- [TASKS TO COMPLETE]
#1 According to the article on China's rare earth export freeze, why did interest in Arafura Resources' mining plans increase?
#2 From the article on China's rare earth export freeze, return the stretch from "A number of" through "production next year.".

China export freeze to boost Australian rare earth miners
Australian miners of rare earth metals expect China's freeze on sales to Japan to give their fledgling industry a boost.
Miners were using a rare earths conference in The Hague to discuss co-operation with Europe in the aftermath of the two-month ban on Chinese exports of the valuable metals to Japan's hi-tech industries.
China produces more than 90 per cent of the global output of rare earths, used in products ranging from mobile phones to hybrid car batteries. Beijing imposed a ban in September on sales to resource-poor Japan after a diplomatic spat.
Richard Brescianini of Arafura Resources said the crisis "heightened anxiety" about supply alternatives and led to an increase in interest in his company's mining plans.
A number of companies in North America -- notably Molycorp Inc in the US and Thompson Creek Metals in Canada -- are also hurrying to open or reopen rare earth mines in response to a surge in the prices of many of the minerals.
Arafura is one of two Australian companies getting close to mining rare earths. Mr Brescianini said the company's Nolans Bore mine north of Alice Springs could begin production in late 2013.
Lynas Corporation's executive chairman Nick Curtis said his company's Mount Weld mine in Western Australia's gold mining region was on track to begin production next year.

- [DATASET RECORDS]
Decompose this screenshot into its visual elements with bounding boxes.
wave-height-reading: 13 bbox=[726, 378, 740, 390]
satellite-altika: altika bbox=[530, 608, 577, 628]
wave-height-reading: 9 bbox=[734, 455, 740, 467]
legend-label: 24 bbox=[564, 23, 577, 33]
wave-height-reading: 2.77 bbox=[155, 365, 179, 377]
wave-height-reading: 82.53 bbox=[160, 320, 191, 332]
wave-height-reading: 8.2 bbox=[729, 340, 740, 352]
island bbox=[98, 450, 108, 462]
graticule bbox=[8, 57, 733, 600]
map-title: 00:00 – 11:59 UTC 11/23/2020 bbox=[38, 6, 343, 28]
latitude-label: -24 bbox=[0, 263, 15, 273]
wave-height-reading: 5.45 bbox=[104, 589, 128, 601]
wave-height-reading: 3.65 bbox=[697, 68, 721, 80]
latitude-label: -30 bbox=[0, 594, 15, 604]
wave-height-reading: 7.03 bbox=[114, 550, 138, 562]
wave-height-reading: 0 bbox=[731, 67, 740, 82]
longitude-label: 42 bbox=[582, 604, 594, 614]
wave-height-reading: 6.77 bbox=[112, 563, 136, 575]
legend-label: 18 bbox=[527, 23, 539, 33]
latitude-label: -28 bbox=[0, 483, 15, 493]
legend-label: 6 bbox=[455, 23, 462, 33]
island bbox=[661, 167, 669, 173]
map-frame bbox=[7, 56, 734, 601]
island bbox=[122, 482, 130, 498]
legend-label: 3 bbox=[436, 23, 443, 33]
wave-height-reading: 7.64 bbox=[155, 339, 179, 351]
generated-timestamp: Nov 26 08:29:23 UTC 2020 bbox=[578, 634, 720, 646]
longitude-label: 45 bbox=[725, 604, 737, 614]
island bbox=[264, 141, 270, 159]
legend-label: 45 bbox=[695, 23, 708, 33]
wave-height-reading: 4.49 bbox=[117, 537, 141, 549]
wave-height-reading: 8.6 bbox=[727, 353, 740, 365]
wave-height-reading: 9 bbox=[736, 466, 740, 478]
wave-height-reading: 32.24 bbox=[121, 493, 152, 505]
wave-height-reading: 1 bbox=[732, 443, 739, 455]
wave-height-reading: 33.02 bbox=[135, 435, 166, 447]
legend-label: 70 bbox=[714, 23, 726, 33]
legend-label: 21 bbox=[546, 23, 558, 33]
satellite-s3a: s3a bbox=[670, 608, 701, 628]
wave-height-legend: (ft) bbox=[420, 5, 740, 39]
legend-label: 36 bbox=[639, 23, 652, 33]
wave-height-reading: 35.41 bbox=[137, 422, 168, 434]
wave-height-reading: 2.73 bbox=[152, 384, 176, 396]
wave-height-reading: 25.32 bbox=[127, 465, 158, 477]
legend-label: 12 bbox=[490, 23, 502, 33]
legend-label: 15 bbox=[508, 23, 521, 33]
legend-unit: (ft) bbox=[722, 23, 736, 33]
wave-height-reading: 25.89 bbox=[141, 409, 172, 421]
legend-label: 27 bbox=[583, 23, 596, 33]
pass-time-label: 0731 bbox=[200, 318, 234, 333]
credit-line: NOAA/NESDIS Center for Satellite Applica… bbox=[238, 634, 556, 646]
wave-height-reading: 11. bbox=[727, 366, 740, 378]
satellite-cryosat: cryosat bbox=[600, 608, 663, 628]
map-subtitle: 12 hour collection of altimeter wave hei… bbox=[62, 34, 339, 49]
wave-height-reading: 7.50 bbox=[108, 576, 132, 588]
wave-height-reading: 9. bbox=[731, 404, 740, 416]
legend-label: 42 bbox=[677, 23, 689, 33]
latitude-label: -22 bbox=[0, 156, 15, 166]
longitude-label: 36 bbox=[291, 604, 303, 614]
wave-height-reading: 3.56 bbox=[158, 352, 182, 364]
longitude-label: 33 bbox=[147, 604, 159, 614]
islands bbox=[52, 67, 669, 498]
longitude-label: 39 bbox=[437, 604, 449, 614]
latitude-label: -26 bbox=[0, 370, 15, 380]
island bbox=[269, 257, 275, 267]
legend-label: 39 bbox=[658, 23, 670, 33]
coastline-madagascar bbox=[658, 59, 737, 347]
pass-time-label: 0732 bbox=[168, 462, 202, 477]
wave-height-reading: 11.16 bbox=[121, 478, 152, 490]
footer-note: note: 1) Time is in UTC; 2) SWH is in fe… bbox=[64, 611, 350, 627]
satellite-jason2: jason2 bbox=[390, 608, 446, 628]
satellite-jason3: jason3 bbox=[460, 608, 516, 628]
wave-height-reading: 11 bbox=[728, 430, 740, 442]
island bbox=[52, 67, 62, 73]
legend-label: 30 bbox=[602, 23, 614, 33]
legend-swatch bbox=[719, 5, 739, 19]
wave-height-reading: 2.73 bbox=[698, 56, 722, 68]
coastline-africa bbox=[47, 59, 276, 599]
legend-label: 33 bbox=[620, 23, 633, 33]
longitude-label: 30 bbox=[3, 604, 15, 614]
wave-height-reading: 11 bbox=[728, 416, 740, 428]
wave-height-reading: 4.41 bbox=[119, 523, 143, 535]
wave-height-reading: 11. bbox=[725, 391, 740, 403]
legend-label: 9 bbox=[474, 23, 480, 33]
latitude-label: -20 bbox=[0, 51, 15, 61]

- [YOUR WRITTEN ANSWERS]
#1 Richard Brescianini of Arafura Resources said China's freeze on rare earth sales to Japan "heightened anxiety" about supply alternatives. That anxiety led to greater interest in the company's mining plans.

#2
A number of companies in North America -- notably Molycorp Inc in the US and Thompson Creek Metals in Canada -- are also hurrying to open or reopen rare earth mines in response to a surge in the prices of many of the minerals.
Arafura is one of two Australian companies getting close to mining rare earths. Mr Brescianini said the company's Nolans Bore mine north of Alice Springs could begin production in late 2013.
Lynas Corporation's executive chairman Nick Curtis said his company's Mount Weld mine in Western Australia's gold mining region was on track to begin production next year.